_SUPPLIED DATA:_
** BEGIN **
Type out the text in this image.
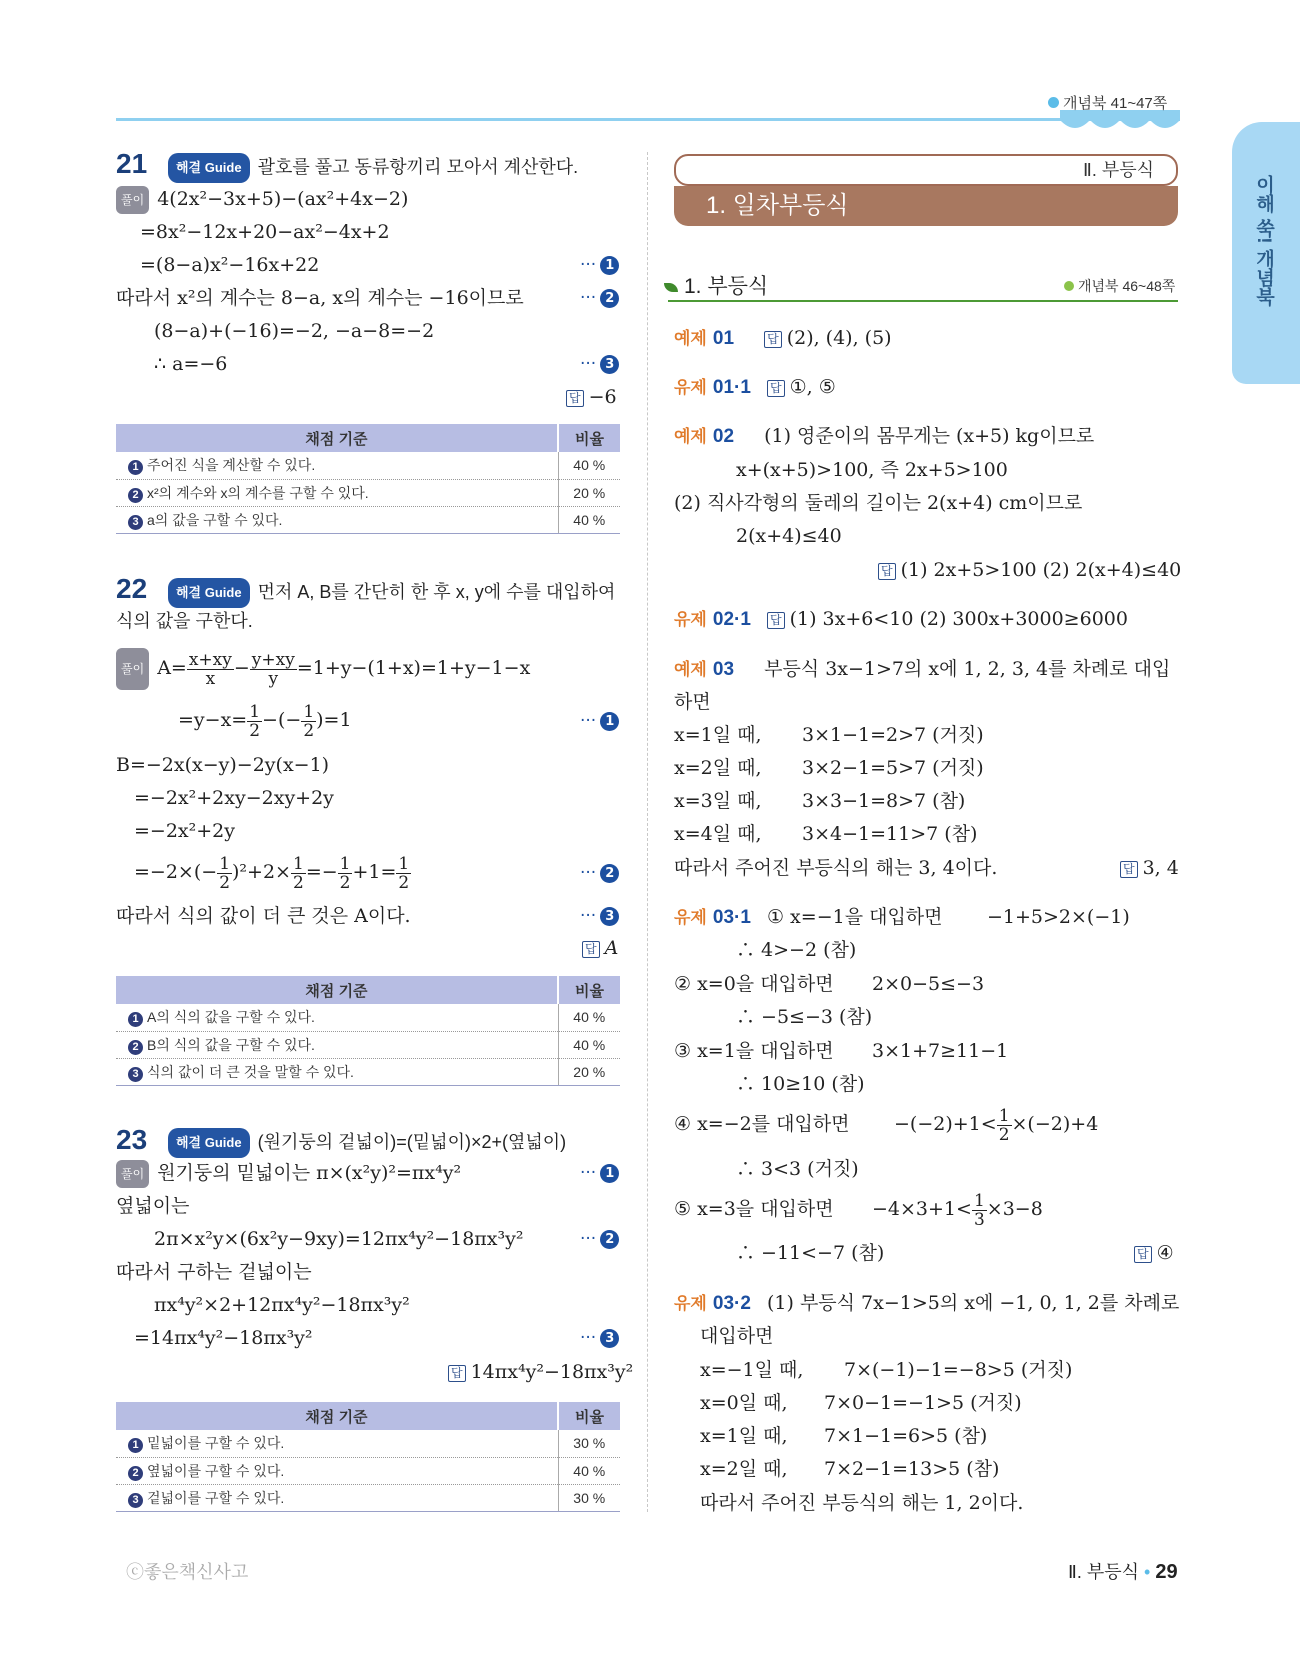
개념북 41~47쪽
이해 쑥! 개념북
21	해결 Guide 괄호를 풀고 동류항끼리 모아서 계산한다.
풀이 4(2x²−3x+5)−(ax²+4x−2)
=8x²−12x+20−ax²−4x+2
=(8−a)x²−16x+22	··· 1
따라서 x²의 계수는 8−a, x의 계수는 −16이므로	··· 2
(8−a)+(−16)=−2, −a−8=−2
∴ a=−6	··· 3
답 −6
채점 기준	비율
1 주어진 식을 계산할 수 있다.	40 %
2 x²의 계수와 x의 계수를 구할 수 있다.	20 %
3 a의 값을 구할 수 있다.	40 %
22	해결 Guide 먼저 A, B를 간단히 한 후 x, y에 수를 대입하여
식의 값을 구한다.
풀이 $A= \frac{x+xy}{x} - \frac{y+xy}{y} =1+y-(1+x)=1+y-1-x$
$=y-x= \frac{1}{2}$ −(− $\frac{1}{2} )=1$	··· 1
B=−2x(x−y)−2y(x−1)
=−2x²+2xy−2xy+2y
=−2x²+2y
$=-2\times(- \frac{1}{2} )^2+2\times \frac{1}{2} =- \frac{1}{2} +1= \frac{1}{2}$	··· 2
따라서 식의 값이 더 큰 것은 A이다.	··· 3
답 A
채점 기준	비율
1 A의 식의 값을 구할 수 있다.	40 %
2 B의 식의 값을 구할 수 있다.	40 %
3 식의 값이 더 큰 것을 말할 수 있다.	20 %
23	해결 Guide (원기둥의 겉넓이)=(밑넓이)×2+(옆넓이)
풀이 원기둥의 밑넓이는 π×(x²y)²=πx⁴y²	··· 1
옆넓이는
2π×x²y×(6x²y−9xy)=12πx⁴y²−18πx³y²	··· 2
따라서 구하는 겉넓이는
πx⁴y²×2+12πx⁴y²−18πx³y²
=14πx⁴y²−18πx³y²	··· 3
답 14πx⁴y²−18πx³y²
채점 기준	비율
1 밑넓이를 구할 수 있다.	30 %
2 옆넓이를 구할 수 있다.	40 %
3 겉넓이를 구할 수 있다.	30 %
Ⅱ. 부등식
1. 일차부등식
1. 부등식	개념북 46~48쪽
예제 01	답 (2), (4), (5)
유제 01·1 답 ①, ⑤
예제 02 (1) 영준이의 몸무게는 (x+5) kg이므로
x+(x+5)>100, 즉 2x+5>100
(2) 직사각형의 둘레의 길이는 2(x+4) cm이므로
2(x+4)≤40
답 (1) 2x+5>100 (2) 2(x+4)≤40
유제 02·1 답 (1) 3x+6<10 (2) 300x+3000≥6000
예제 03 부등식 3x−1>7의 x에 1, 2, 3, 4를 차례로 대입
하면
x=1일 때, 3×1−1=2>7 (거짓)
x=2일 때, 3×2−1=5>7 (거짓)
x=3일 때, 3×3−1=8>7 (참)
x=4일 때, 3×4−1=11>7 (참)
따라서 주어진 부등식의 해는 3, 4이다.	답 3, 4
유제 03·1 ① x=−1을 대입하면 −1+5>2×(−1)
∴ 4>−2 (참)
② x=0을 대입하면 2×0−5≤−3
∴ −5≤−3 (참)
③ x=1을 대입하면 3×1+7≥11−1
∴ 10≥10 (참)
④ x=−2를 대입하면 $-(-2)+1< \frac{1}{2} \times(-2)+4$
∴ 3<3 (거짓)
⑤ x=3을 대입하면 $-4\times 3+1< \frac{1}{3} \times 3-8$
∴ −11<−7 (참)	답 ④
유제 03·2 (1) 부등식 7x−1>5의 x에 −1, 0, 1, 2를 차례로
대입하면
x=−1일 때, 7×(−1)−1=−8>5 (거짓)
x=0일 때, 7×0−1=−1>5 (거짓)
x=1일 때, 7×1−1=6>5 (참)
x=2일 때, 7×2−1=13>5 (참)
따라서 주어진 부등식의 해는 1, 2이다.
ⓒ좋은책신사고	Ⅱ. 부등식 • 29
** END **
_WHAT YOU HAVE TO DO:_ List each line in the listing that contains the string "times".

_EXPECTED OUTPUT:_
$=-2\times(- \frac{1}{2} )^2+2\times \frac{1}{2} =- \frac{1}{2} +1= \frac{1}{2}$	··· 2
④ x=−2를 대입하면 $-(-2)+1< \frac{1}{2} \times(-2)+4$
⑤ x=3을 대입하면 $-4\times 3+1< \frac{1}{3} \times 3-8$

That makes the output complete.